問題と課題:
a. 読解文によると、日野原重明さんはインタビューで自分の寿命を尋ねられ、何歳までは行けそうだと答えましたか?
b. 読解文に名前が出てくる人物をすべて挙げてください。
c. 読解文のうち、「朝日新聞朝刊に池澤夏樹さんの」から始めて「心を持とう」と言っています。」まで続く部分を、そのまま書き出してください。

読解文:

---------------

【校長ブログ】新聞小説『また会う日まで』
朝日新聞朝刊に池澤夏樹さんの連載小説『また会う日まで』が連載されています。戦前戦中に海図の製作などを担う水路部に所属した海軍軍人であった秋吉利雄の生涯を描く小説です。秋吉利雄は、池澤さんの父方の祖母の兄にあたる実在の人物で、敬虔なキリスト教徒で、海軍兵学校を出て海軍少将まで務めた軍人であり、東京帝大で学んだ天文学者でもあります。12月3日の連載小説の中に、日野原重明さんが再登場していました。日野原重明さんは7月に初登場し、主人公と親交を深めていました。
実在の人物である日野原重明さん(1911~2017)は、聖路加国際病院名誉院長として、105歳で人生を終えるまで生涯現役でした。1911(明治44)年生まれの日野原さんは、あるインタビューで「ご自分の寿命はどのくらいだと思いますか?」と聞かれると、ニッコリ笑い「120歳までは何とか行けそうです」と答えました。命のレコード(記録)を作りたいという野心が生きる励みになると語りました。「生きることに野心を持とう」と言っています。
日野原さんは、1970(昭和 45)年、羽田空港から福岡に向かう途中、よど号ハイジャック事件 に遭います。赤軍派を名乗るグループが北朝鮮行きを求め、飛行機を乗っ取ったのです。人質はみな脅え、日野原さんも死を覚悟しました。犯人グループが持ち込んだ本を「誰か、本を読みたい者はいるか?」と聞いたとき、みなは黙っていましたが、日野原さんはドストエフスキーの『カラマーゾフの兄弟』を見つけ「それが読みたい」と手を挙げました。ページを開くと、本の冒頭の言葉が日野原さんの目に飛び込んできました。「一粒の麦もし地に落ちて死なずば、ただ一つにてあらん。死なば 多くの実を結ぶべし」。聖書のヨハネ福音書の一節です。すうっと心が落ち着き、命とは何か、 死とは何か、深く考えたそうです。 幸いなことに、三日後、日野原さんは、韓国の金浦国際空港で無事に解放されました。地面を踏んだ瞬間、足の裏から「ビビビっと霊感のようなもの」を感じ、自分が生きているということを実感したそうです。命とは与えられた命であり、自分が多くの人々に支えられてきたことを深く思い、これからは、内科医としての名声を求めるのではなく、誰かのために人生を捧げようと決心したそうです。
日野原さんの「命は時間。命を大切にするということは時間を大切にすること」という言葉を、 私は時々思い出します。 コロナ禍で辛い時期が続きます。3年生は1月の大学共通テストが近づいています。1、2年生も時間の大切さに気付いてもらいたいと思います。

---------------

提供データ:
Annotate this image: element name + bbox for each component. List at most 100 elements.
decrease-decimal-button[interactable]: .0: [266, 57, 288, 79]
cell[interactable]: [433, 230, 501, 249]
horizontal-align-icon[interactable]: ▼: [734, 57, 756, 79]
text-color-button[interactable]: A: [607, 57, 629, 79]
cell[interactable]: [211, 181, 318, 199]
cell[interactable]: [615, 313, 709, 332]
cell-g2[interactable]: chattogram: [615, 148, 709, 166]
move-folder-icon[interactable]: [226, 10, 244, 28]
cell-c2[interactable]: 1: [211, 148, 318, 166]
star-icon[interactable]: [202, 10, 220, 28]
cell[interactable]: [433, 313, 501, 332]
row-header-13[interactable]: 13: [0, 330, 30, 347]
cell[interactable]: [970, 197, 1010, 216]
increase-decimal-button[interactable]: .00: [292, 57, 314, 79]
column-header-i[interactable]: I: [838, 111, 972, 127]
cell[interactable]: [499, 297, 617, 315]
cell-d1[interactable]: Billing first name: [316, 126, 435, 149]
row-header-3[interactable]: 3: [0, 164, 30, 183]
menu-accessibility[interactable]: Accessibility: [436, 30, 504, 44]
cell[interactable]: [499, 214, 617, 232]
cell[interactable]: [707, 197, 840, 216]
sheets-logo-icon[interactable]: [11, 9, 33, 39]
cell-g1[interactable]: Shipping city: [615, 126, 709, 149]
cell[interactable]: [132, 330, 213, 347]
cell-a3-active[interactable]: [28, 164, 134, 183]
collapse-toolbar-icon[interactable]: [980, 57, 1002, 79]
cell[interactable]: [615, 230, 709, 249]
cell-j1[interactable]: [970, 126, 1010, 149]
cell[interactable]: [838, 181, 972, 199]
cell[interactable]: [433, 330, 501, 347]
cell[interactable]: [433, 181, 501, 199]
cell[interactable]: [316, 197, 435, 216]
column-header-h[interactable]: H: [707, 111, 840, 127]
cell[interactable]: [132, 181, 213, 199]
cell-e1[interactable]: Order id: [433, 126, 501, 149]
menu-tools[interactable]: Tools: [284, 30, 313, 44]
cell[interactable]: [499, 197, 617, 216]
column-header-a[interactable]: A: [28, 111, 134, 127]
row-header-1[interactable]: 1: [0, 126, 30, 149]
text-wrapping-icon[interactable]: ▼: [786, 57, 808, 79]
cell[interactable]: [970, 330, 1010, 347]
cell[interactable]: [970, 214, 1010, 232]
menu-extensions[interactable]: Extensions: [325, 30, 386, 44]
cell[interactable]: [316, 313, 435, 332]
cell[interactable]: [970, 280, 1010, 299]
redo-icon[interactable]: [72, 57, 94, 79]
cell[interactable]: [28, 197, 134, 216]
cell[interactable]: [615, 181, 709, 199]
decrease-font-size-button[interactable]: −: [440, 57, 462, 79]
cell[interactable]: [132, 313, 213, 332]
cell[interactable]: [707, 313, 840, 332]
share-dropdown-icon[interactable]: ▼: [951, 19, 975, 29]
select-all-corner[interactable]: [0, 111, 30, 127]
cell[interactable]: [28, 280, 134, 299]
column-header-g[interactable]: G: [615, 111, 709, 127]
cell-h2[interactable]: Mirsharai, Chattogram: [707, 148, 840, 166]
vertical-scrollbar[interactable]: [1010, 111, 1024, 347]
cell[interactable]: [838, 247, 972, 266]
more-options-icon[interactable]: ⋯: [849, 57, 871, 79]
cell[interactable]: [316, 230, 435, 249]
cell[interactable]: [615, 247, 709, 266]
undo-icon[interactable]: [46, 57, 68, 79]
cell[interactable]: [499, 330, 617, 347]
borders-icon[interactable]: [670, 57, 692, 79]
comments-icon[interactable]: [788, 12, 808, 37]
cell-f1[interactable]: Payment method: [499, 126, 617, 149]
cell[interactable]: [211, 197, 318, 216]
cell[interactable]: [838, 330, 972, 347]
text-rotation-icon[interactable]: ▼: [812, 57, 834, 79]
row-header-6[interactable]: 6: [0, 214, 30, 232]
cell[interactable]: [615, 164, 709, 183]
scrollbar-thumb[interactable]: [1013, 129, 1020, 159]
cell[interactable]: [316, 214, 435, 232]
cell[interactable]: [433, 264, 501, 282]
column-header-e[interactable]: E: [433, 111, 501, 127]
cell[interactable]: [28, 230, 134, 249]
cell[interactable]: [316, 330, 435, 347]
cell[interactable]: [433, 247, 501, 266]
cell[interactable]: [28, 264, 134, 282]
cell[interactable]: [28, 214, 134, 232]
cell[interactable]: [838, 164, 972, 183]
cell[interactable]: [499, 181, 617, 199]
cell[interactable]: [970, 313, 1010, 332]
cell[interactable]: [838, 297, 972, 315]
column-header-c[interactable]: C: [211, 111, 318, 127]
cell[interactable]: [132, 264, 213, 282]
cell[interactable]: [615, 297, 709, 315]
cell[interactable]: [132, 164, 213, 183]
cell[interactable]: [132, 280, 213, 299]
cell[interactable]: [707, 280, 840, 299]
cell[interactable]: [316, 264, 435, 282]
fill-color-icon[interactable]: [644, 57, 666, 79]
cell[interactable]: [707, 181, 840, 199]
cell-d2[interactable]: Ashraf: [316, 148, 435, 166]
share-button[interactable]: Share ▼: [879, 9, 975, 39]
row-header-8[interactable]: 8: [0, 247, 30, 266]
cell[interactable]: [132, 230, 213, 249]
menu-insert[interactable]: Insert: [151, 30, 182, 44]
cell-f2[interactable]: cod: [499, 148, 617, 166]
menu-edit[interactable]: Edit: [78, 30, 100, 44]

---------------

課題別の解答:
a. 120歳までは何とか行けそうだと答えました。

b. 池澤夏樹、秋吉利雄、日野原重明、ドストエフスキー

c.
朝日新聞朝刊に池澤夏樹さんの連載小説『また会う日まで』が連載されています。戦前戦中に海図の製作などを担う水路部に所属した海軍軍人であった秋吉利雄の生涯を描く小説です。秋吉利雄は、池澤さんの父方の祖母の兄にあたる実在の人物で、敬虔なキリスト教徒で、海軍兵学校を出て海軍少将まで務めた軍人であり、東京帝大で学んだ天文学者でもあります。12月3日の連載小説の中に、日野原重明さんが再登場していました。日野原重明さんは7月に初登場し、主人公と親交を深めていました。
実在の人物である日野原重明さん(1911~2017)は、聖路加国際病院名誉院長として、105歳で人生を終えるまで生涯現役でした。1911(明治44)年生まれの日野原さんは、あるインタビューで「ご自分の寿命はどのくらいだと思いますか?」と聞かれると、ニッコリ笑い「120歳までは何とか行けそうです」と答えました。命のレコード(記録)を作りたいという野心が生きる励みになると語りました。「生きることに野心を持とう」と言っています。